DATA PROVIDED.

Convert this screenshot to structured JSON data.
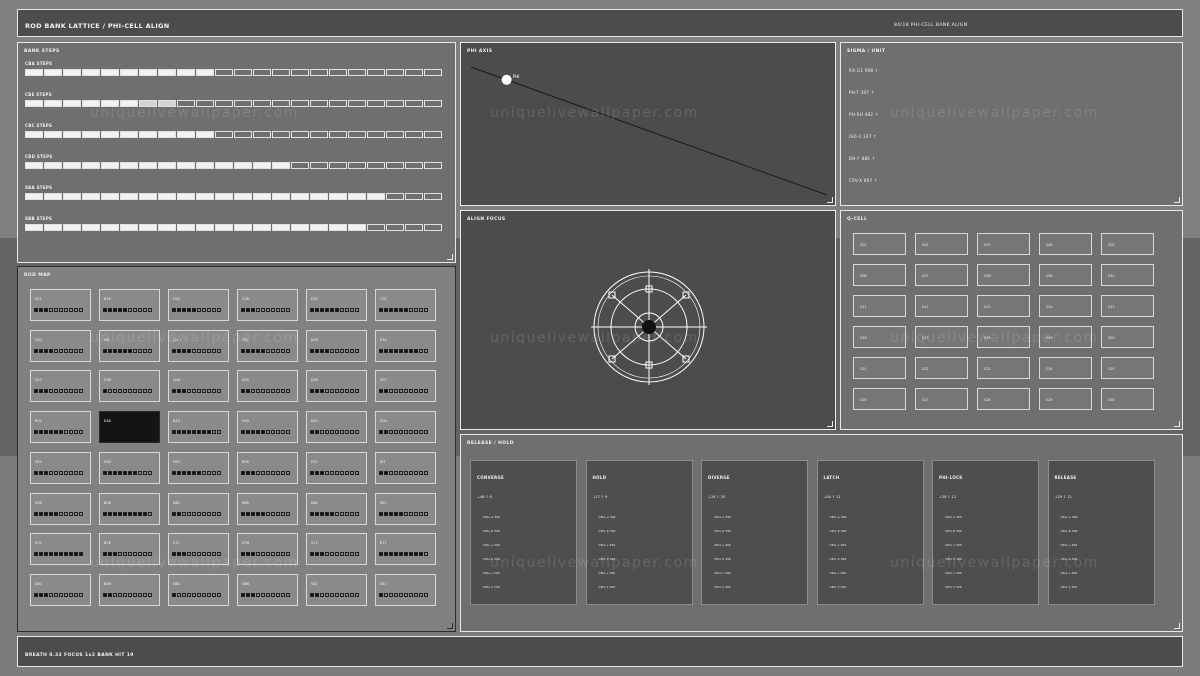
{
  "header": {
    "title": "ROD BANK LATTICE / PHI-CELL ALIGN",
    "status": "84/18 PHI-CELL BANK ALIGN"
  },
  "bank_steps": {
    "title": "BANK STEPS",
    "total_steps": 22,
    "banks": [
      {
        "label": "CBA STEPS",
        "on": 10,
        "half": 0
      },
      {
        "label": "CBE STEPS",
        "on": 6,
        "half": 2
      },
      {
        "label": "CBC STEPS",
        "on": 10,
        "half": 0
      },
      {
        "label": "CBD STEPS",
        "on": 14,
        "half": 0
      },
      {
        "label": "SBA STEPS",
        "on": 19,
        "half": 0
      },
      {
        "label": "SBB STEPS",
        "on": 18,
        "half": 0
      }
    ]
  },
  "phi_axis": {
    "title": "PHI AXIS",
    "marker_label": "PHI",
    "position": 0.1
  },
  "sigma": {
    "title": "SIGMA / UNIT",
    "items": [
      "RX-G1 998 ↑",
      "PH-T 397 ↑",
      "PH-RH 482 ↑",
      "ISO-2 337 ↑",
      "DH-F 886 ↑",
      "CRV-X 897 ↑"
    ]
  },
  "rod_map": {
    "title": "ROD MAP",
    "rows": [
      [
        {
          "id": "S01",
          "on": 3
        },
        {
          "id": "B16",
          "on": 5
        },
        {
          "id": "H22",
          "on": 5
        },
        {
          "id": "C26",
          "on": 3
        },
        {
          "id": "D32",
          "on": 6
        },
        {
          "id": "C37",
          "on": 6
        }
      ],
      [
        {
          "id": "G02",
          "on": 4
        },
        {
          "id": "I08",
          "on": 6
        },
        {
          "id": "J14",
          "on": 4
        },
        {
          "id": "F20",
          "on": 5
        },
        {
          "id": "N29",
          "on": 4
        },
        {
          "id": "E34",
          "on": 8
        }
      ],
      [
        {
          "id": "S03",
          "on": 3
        },
        {
          "id": "D38",
          "on": 1
        },
        {
          "id": "Q44",
          "on": 3
        },
        {
          "id": "A50",
          "on": 2
        },
        {
          "id": "D35",
          "on": 3
        },
        {
          "id": "A37",
          "on": 2
        }
      ],
      [
        {
          "id": "R04",
          "on": 6
        },
        {
          "id": "E48",
          "on": 0
        },
        {
          "id": "B43",
          "on": 8
        },
        {
          "id": "H45",
          "on": 5
        },
        {
          "id": "K40",
          "on": 2
        },
        {
          "id": "D34",
          "on": 2
        }
      ],
      [
        {
          "id": "S05",
          "on": 3
        },
        {
          "id": "D50",
          "on": 7
        },
        {
          "id": "N51",
          "on": 6
        },
        {
          "id": "B56",
          "on": 3
        },
        {
          "id": "E52",
          "on": 3
        },
        {
          "id": "J57",
          "on": 2
        }
      ],
      [
        {
          "id": "S06",
          "on": 5
        },
        {
          "id": "B08",
          "on": 9
        },
        {
          "id": "N61",
          "on": 2
        },
        {
          "id": "R66",
          "on": 5
        },
        {
          "id": "N62",
          "on": 5
        },
        {
          "id": "S67",
          "on": 5
        }
      ],
      [
        {
          "id": "S70",
          "on": 10
        },
        {
          "id": "B78",
          "on": 3
        },
        {
          "id": "S71",
          "on": 3
        },
        {
          "id": "D76",
          "on": 3
        },
        {
          "id": "S72",
          "on": 3
        },
        {
          "id": "E77",
          "on": 9
        }
      ],
      [
        {
          "id": "S80",
          "on": 3
        },
        {
          "id": "B88",
          "on": 2
        },
        {
          "id": "N81",
          "on": 1
        },
        {
          "id": "D86",
          "on": 3
        },
        {
          "id": "S82",
          "on": 2
        },
        {
          "id": "E87",
          "on": 1
        }
      ]
    ],
    "selected": "E48"
  },
  "align_focus": {
    "title": "ALIGN FOCUS"
  },
  "q_cell": {
    "title": "Q-CELL",
    "rows": [
      [
        "G01",
        "G02",
        "G03",
        "G04",
        "G05"
      ],
      [
        "G06",
        "G07",
        "G08",
        "G09",
        "G10"
      ],
      [
        "G11",
        "G12",
        "G13",
        "G14",
        "G15"
      ],
      [
        "G16",
        "G17",
        "G18",
        "G19",
        "G20"
      ],
      [
        "G21",
        "G22",
        "G23",
        "G24",
        "G25"
      ],
      [
        "G26",
        "G27",
        "G28",
        "G29",
        "G30"
      ]
    ]
  },
  "release": {
    "title": "RELEASE / HOLD",
    "columns": [
      {
        "title": "CONVERGE",
        "sub": "⊥48 ↑ 8",
        "cells": [
          "CELL α 396",
          "CELL β 396",
          "CELL γ 396",
          "CELL δ 396",
          "CELL ε 396",
          "CELL ζ 396"
        ]
      },
      {
        "title": "HOLD",
        "sub": "⊥17 ↑ 9",
        "cells": [
          "CELL α 396",
          "CELL β 396",
          "CELL γ 396",
          "CELL δ 396",
          "CELL ε 396",
          "CELL ζ 396"
        ]
      },
      {
        "title": "DIVERGE",
        "sub": "⊥34 ↑ 30",
        "cells": [
          "CELL α 396",
          "CELL β 396",
          "CELL γ 396",
          "CELL δ 396",
          "CELL ε 396",
          "CELL ζ 396"
        ]
      },
      {
        "title": "LATCH",
        "sub": "⊥40 ↑ 11",
        "cells": [
          "CELL α 396",
          "CELL β 396",
          "CELL γ 396",
          "CELL δ 396",
          "CELL ε 396",
          "CELL ζ 396"
        ]
      },
      {
        "title": "PHI-LOCK",
        "sub": "⊥38 ↑ 12",
        "cells": [
          "CELL α 396",
          "CELL β 396",
          "CELL γ 396",
          "CELL δ 396",
          "CELL ε 396",
          "CELL ζ 396"
        ]
      },
      {
        "title": "RELEASE",
        "sub": "⊥29 ↑ 12",
        "cells": [
          "CELL α 396",
          "CELL β 396",
          "CELL γ 396",
          "CELL δ 396",
          "CELL ε 396",
          "CELL ζ 396"
        ]
      }
    ]
  },
  "footer": {
    "status": "BREATH 8.32  FOCUS 1x2  BANK HIT 19"
  },
  "watermark": "uniquelivewallpaper.com"
}
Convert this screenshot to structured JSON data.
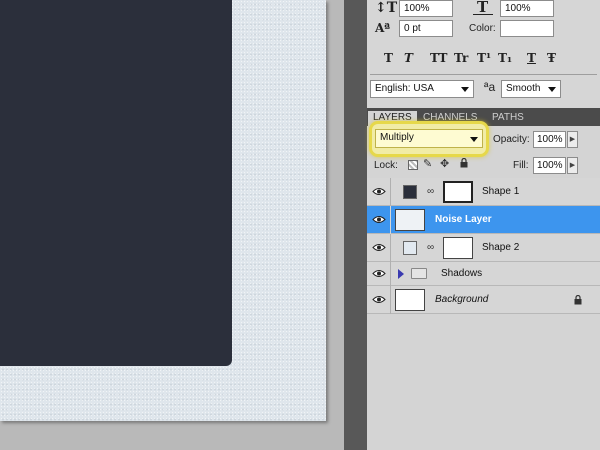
{
  "character_panel": {
    "vertical_scale_icon": "vertical-scale-icon",
    "vertical_scale_value": "100%",
    "horizontal_scale_icon": "horizontal-scale-icon",
    "horizontal_scale_value": "100%",
    "baseline_icon": "baseline-shift-icon",
    "baseline_value": "0 pt",
    "color_label": "Color:",
    "style_buttons": [
      "T",
      "T",
      "TT",
      "Tr",
      "T¹",
      "T₁",
      "T",
      "Ŧ"
    ],
    "language_value": "English: USA",
    "antialias_icon_text": "ªa",
    "antialias_value": "Smooth"
  },
  "layers_panel": {
    "tabs": [
      "LAYERS",
      "CHANNELS",
      "PATHS"
    ],
    "blend_mode": "Multiply",
    "opacity_label": "Opacity:",
    "opacity_value": "100%",
    "lock_label": "Lock:",
    "fill_label": "Fill:",
    "fill_value": "100%",
    "layers": [
      {
        "name": "Shape 1",
        "visible": true,
        "swatch_color": "#2b2f3b"
      },
      {
        "name": "Noise Layer",
        "visible": true,
        "selected": true
      },
      {
        "name": "Shape 2",
        "visible": true,
        "swatch_color": "#e2e9f0"
      },
      {
        "name": "Shadows",
        "visible": true,
        "type": "group"
      },
      {
        "name": "Background",
        "visible": true,
        "locked": true
      }
    ]
  },
  "colors": {
    "canvas_paper": "#dfe6ec",
    "dark_shape": "#2b2f3b",
    "selection": "#3d95ee",
    "highlight": "#e6d84a"
  }
}
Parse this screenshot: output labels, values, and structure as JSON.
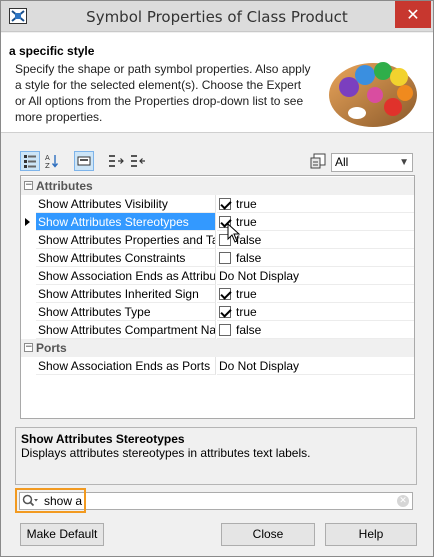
{
  "window": {
    "title": "Symbol Properties of Class Product",
    "close_glyph": "✕"
  },
  "header": {
    "title": "a specific style",
    "description": "Specify the shape or path symbol properties. Also apply a style for the selected element(s). Choose the Expert or All options from the Properties drop-down list to see more properties.",
    "image_icon": "palette-icon"
  },
  "toolbar": {
    "buttons": [
      "categorized-icon",
      "sort-alpha-icon",
      "view-icon",
      "expand-all-icon",
      "collapse-all-icon"
    ],
    "filter_icon": "filter-options-icon",
    "filter_value": "All"
  },
  "properties": {
    "groups": [
      {
        "name": "Attributes",
        "rows": [
          {
            "name": "Show Attributes Visibility",
            "type": "check",
            "checked": true,
            "value": "true"
          },
          {
            "name": "Show Attributes Stereotypes",
            "type": "check",
            "checked": true,
            "value": "true",
            "selected": true
          },
          {
            "name": "Show Attributes Properties and Ta...",
            "type": "check",
            "checked": false,
            "value": "false"
          },
          {
            "name": "Show Attributes Constraints",
            "type": "check",
            "checked": false,
            "value": "false"
          },
          {
            "name": "Show Association Ends as Attributes",
            "type": "text",
            "value": "Do Not Display"
          },
          {
            "name": "Show Attributes Inherited Sign",
            "type": "check",
            "checked": true,
            "value": "true"
          },
          {
            "name": "Show Attributes Type",
            "type": "check",
            "checked": true,
            "value": "true"
          },
          {
            "name": "Show Attributes Compartment Name",
            "type": "check",
            "checked": false,
            "value": "false"
          }
        ]
      },
      {
        "name": "Ports",
        "rows": [
          {
            "name": "Show Association Ends as Ports",
            "type": "text",
            "value": "Do Not Display"
          }
        ]
      }
    ]
  },
  "description": {
    "title": "Show Attributes Stereotypes",
    "text": "Displays attributes stereotypes in attributes text labels."
  },
  "search": {
    "value": "show a",
    "icon": "search-icon",
    "clear_icon": "clear-icon"
  },
  "buttons": {
    "make_default": "Make Default",
    "close": "Close",
    "help": "Help"
  },
  "colors": {
    "selection": "#3399ff",
    "close_button": "#c7372f",
    "search_highlight": "#f29a20"
  }
}
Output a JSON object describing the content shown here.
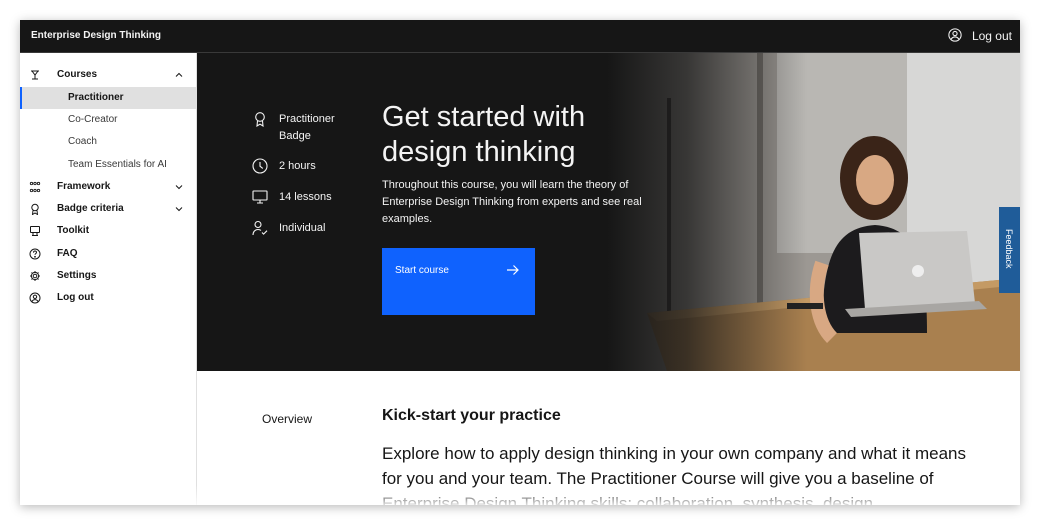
{
  "header": {
    "brand": "Enterprise Design Thinking",
    "logout_label": "Log out"
  },
  "sidebar": {
    "items": [
      {
        "label": "Courses",
        "icon": "courses-icon",
        "expanded": true
      },
      {
        "label": "Framework",
        "icon": "framework-icon",
        "expanded": false
      },
      {
        "label": "Badge criteria",
        "icon": "badge-icon",
        "expanded": false
      },
      {
        "label": "Toolkit",
        "icon": "toolkit-icon"
      },
      {
        "label": "FAQ",
        "icon": "help-icon"
      },
      {
        "label": "Settings",
        "icon": "settings-icon"
      },
      {
        "label": "Log out",
        "icon": "user-avatar-icon"
      }
    ],
    "course_subitems": [
      {
        "label": "Practitioner",
        "active": true
      },
      {
        "label": "Co-Creator",
        "active": false
      },
      {
        "label": "Coach",
        "active": false
      },
      {
        "label": "Team Essentials for AI",
        "active": false
      }
    ]
  },
  "hero": {
    "stats": [
      {
        "icon": "badge-icon",
        "label": "Practitioner Badge"
      },
      {
        "icon": "clock-icon",
        "label": "2 hours"
      },
      {
        "icon": "screen-icon",
        "label": "14 lessons"
      },
      {
        "icon": "user-icon",
        "label": "Individual"
      }
    ],
    "title": "Get started with design thinking",
    "description": "Throughout this course, you will learn the theory of Enterprise Design Thinking from experts and see real examples.",
    "cta_label": "Start course"
  },
  "feedback_label": "Feedback",
  "content": {
    "section_label": "Overview",
    "heading": "Kick-start your practice",
    "body": "Explore how to apply design thinking in your own company and what it means for you and your team. The Practitioner Course will give you a baseline of Enterprise Design Thinking skills: collaboration, synthesis, design"
  },
  "colors": {
    "header_bg": "#161616",
    "hero_bg": "#161616",
    "accent_blue": "#0f62fe",
    "feedback_bg": "#1f5c99",
    "active_nav_bg": "#e0e0e0"
  }
}
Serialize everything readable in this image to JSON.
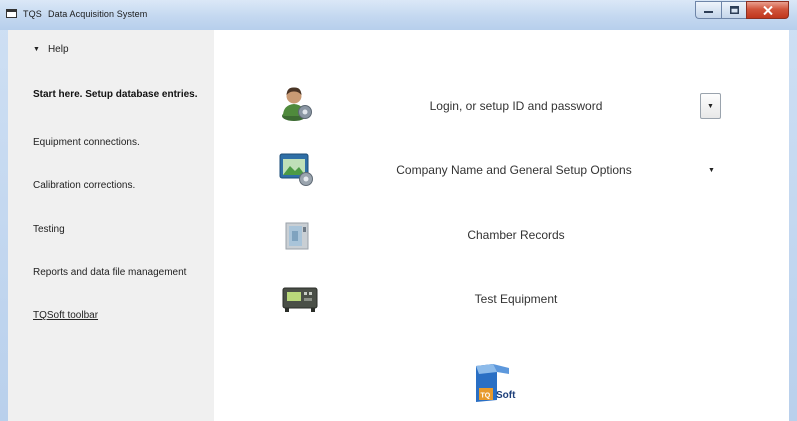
{
  "window": {
    "app_name": "TQS",
    "title": "Data Acquisition System"
  },
  "sidebar": {
    "help_label": "Help",
    "items": [
      {
        "label": "Start here. Setup database entries."
      },
      {
        "label": "Equipment connections."
      },
      {
        "label": "Calibration corrections."
      },
      {
        "label": "Testing"
      },
      {
        "label": "Reports and data file management"
      },
      {
        "label": "TQSoft toolbar"
      }
    ]
  },
  "main": {
    "rows": [
      {
        "label": "Login, or setup ID and password",
        "icon": "user-icon"
      },
      {
        "label": "Company Name and General Setup Options",
        "icon": "settings-window-icon"
      },
      {
        "label": "Chamber Records",
        "icon": "chamber-icon"
      },
      {
        "label": "Test Equipment",
        "icon": "meter-icon"
      }
    ],
    "logo_text": "Soft",
    "logo_mark": "TQ"
  },
  "colors": {
    "titlebar": "#c4d8f0",
    "sidebar": "#f0f0f0",
    "close_button": "#c0361c",
    "logo_blue": "#2a6fc4"
  }
}
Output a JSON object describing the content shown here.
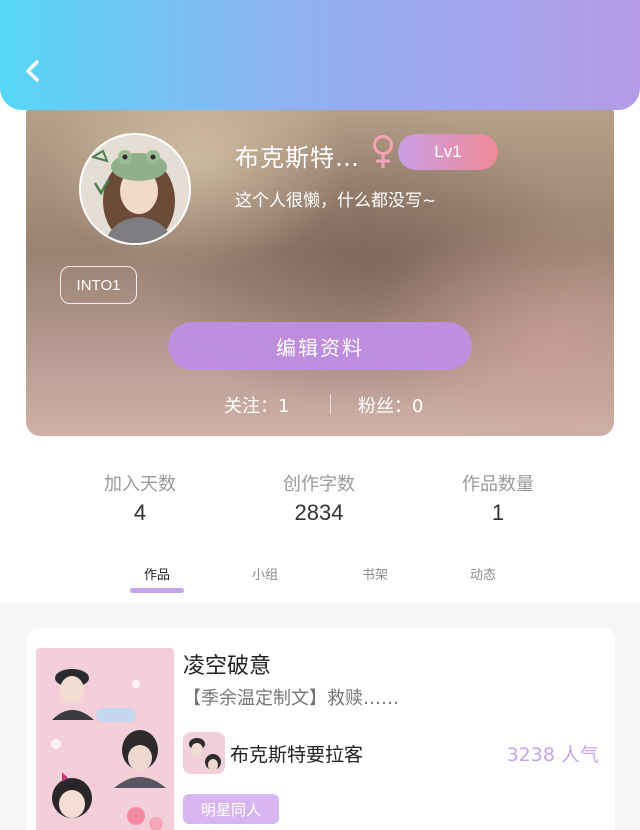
{
  "header": {
    "back_icon": "chevron-left-icon"
  },
  "profile": {
    "nickname": "布克斯特…",
    "gender_symbol": "♀",
    "level": "Lv1",
    "bio": "这个人很懒，什么都没写~",
    "tag": "INTO1",
    "edit_label": "编辑资料",
    "following_label": "关注：",
    "following_value": "1",
    "fans_label": "粉丝：",
    "fans_value": "0"
  },
  "stats": [
    {
      "label": "加入天数",
      "value": "4"
    },
    {
      "label": "创作字数",
      "value": "2834"
    },
    {
      "label": "作品数量",
      "value": "1"
    }
  ],
  "tabs": [
    {
      "label": "作品",
      "active": true
    },
    {
      "label": "小组",
      "active": false
    },
    {
      "label": "书架",
      "active": false
    },
    {
      "label": "动态",
      "active": false
    }
  ],
  "works": [
    {
      "title": "凌空破意",
      "description": "【季余温定制文】救赎……",
      "author": "布克斯特要拉客",
      "popularity": "3238 人气",
      "genre": "明星同人"
    }
  ],
  "colors": {
    "accent": "#c08fe3",
    "level_badge_start": "#c99ee6",
    "level_badge_end": "#f08a96",
    "popularity": "#c9a6ea",
    "genre_tag": "#d7b6f0"
  }
}
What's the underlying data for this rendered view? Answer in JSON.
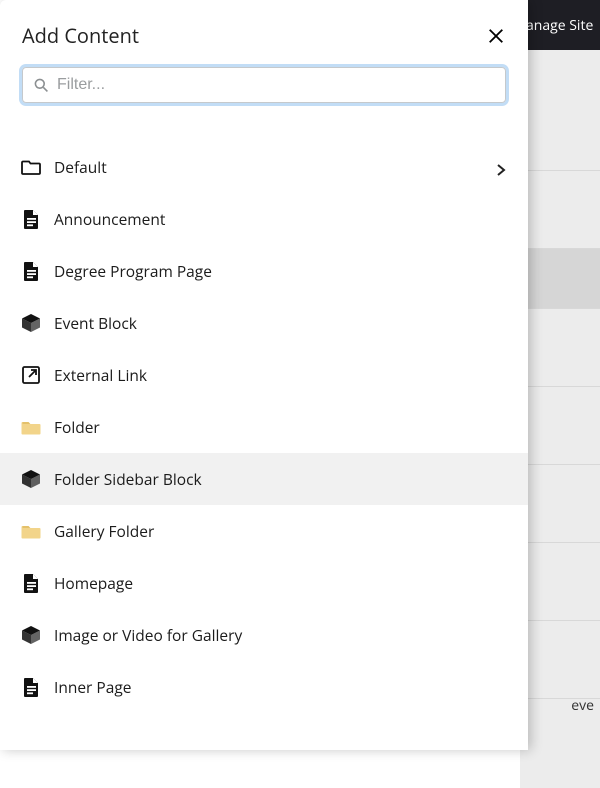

TASK TO CARRY OUT. Look for lines containing the string "JSON" and copy them all.

RESPONSE.
Convert this screenshot to structured JSON data.
Convert this screenshot to structured JSON data.
Parse this screenshot: output labels, values, and structure as JSON.
Output a JSON object describing the content shown here.
Serialize everything readable in this image to JSON.
Output a JSON object describing the content shown here.
What's the underlying data for this rendered view? Answer in JSON.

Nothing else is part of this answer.